═════ Supplied information ═════

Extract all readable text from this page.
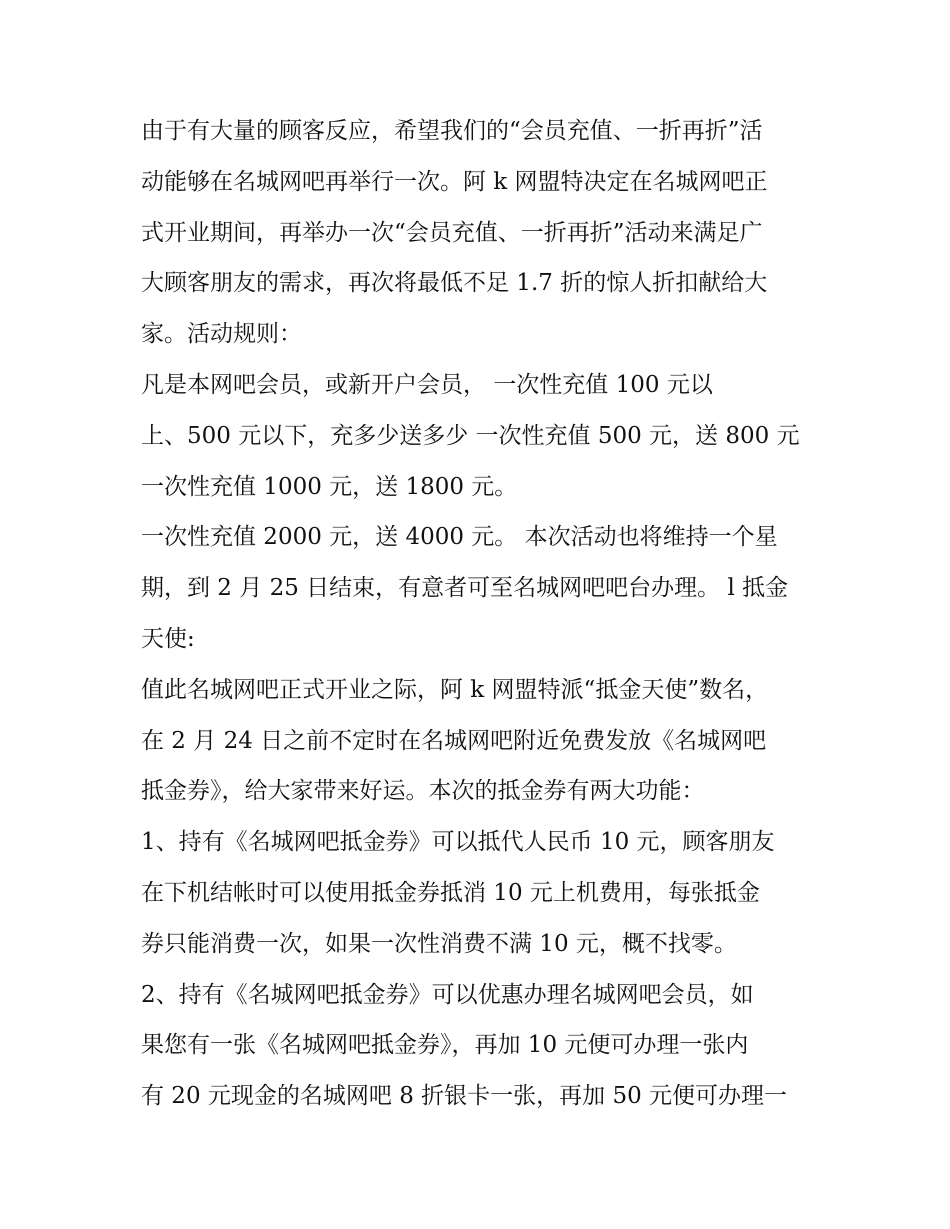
由于有大量的顾客反应，希望我们的“会员充值、一折再折”活
动能够在名城网吧再举行一次。阿 k 网盟特决定在名城网吧正
式开业期间，再举办一次“会员充值、一折再折”活动来满足广
大顾客朋友的需求，再次将最低不足 1.7 折的惊人折扣献给大
家。活动规则：
凡是本网吧会员，或新开户会员， 一次性充值 100 元以
上、500 元以下，充多少送多少 一次性充值 500 元，送 800 元
一次性充值 1000 元，送 1800 元。
一次性充值 2000 元，送 4000 元。 本次活动也将维持一个星
期，到 2 月 25 日结束，有意者可至名城网吧吧台办理。 l 抵金
天使:
值此名城网吧正式开业之际，阿 k 网盟特派“抵金天使”数名，
在 2 月 24 日之前不定时在名城网吧附近免费发放《名城网吧
抵金券》，给大家带来好运。本次的抵金券有两大功能：
1、持有《名城网吧抵金券》可以抵代人民币 10 元，顾客朋友
在下机结帐时可以使用抵金券抵消 10 元上机费用，每张抵金
券只能消费一次，如果一次性消费不满 10 元，概不找零。
2、持有《名城网吧抵金券》可以优惠办理名城网吧会员，如
果您有一张《名城网吧抵金券》，再加 10 元便可办理一张内
有 20 元现金的名城网吧 8 折银卡一张，再加 50 元便可办理一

═════

- [Stated goal]:
All lines of the data above that include the word "会员充值" must be shown.

- [Solved exercise]:
由于有大量的顾客反应，希望我们的“会员充值、一折再折”活
式开业期间，再举办一次“会员充值、一折再折”活动来满足广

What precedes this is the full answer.